#### Provided data:
================================
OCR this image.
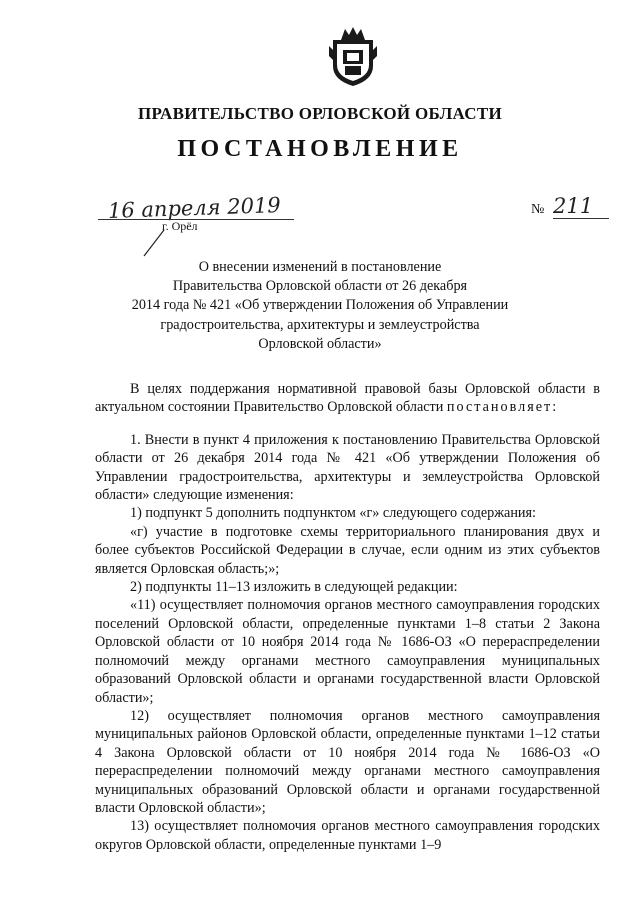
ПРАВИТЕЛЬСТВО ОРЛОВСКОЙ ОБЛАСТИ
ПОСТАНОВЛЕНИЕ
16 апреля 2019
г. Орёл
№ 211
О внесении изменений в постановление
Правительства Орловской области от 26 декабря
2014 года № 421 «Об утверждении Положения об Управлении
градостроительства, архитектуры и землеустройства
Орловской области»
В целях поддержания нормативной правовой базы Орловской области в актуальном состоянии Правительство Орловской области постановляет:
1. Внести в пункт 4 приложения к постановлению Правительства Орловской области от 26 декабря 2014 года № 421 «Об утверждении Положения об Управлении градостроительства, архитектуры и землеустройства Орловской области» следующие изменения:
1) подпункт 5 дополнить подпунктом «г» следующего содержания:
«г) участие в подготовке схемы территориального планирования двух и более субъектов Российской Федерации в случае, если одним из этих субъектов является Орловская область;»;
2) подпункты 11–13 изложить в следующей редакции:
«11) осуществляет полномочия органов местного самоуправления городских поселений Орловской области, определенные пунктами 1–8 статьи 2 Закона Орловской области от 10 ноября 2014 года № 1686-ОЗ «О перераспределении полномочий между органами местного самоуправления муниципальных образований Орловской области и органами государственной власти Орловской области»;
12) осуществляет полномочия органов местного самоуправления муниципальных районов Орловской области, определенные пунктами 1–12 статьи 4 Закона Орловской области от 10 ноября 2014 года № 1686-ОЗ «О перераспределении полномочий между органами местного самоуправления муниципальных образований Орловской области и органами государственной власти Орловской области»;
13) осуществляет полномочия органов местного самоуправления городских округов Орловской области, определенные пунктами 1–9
================================
#### Instructions for the task:
Wherever a line in the data above holds "землеустройства", copy that line.

#### Exercise result:
градостроительства, архитектуры и землеустройства
1. Внести в пункт 4 приложения к постановлению Правительства Орловской области от 26 декабря 2014 года № 421 «Об утверждении Положения об Управлении градостроительства, архитектуры и землеустройства Орловской области» следующие изменения:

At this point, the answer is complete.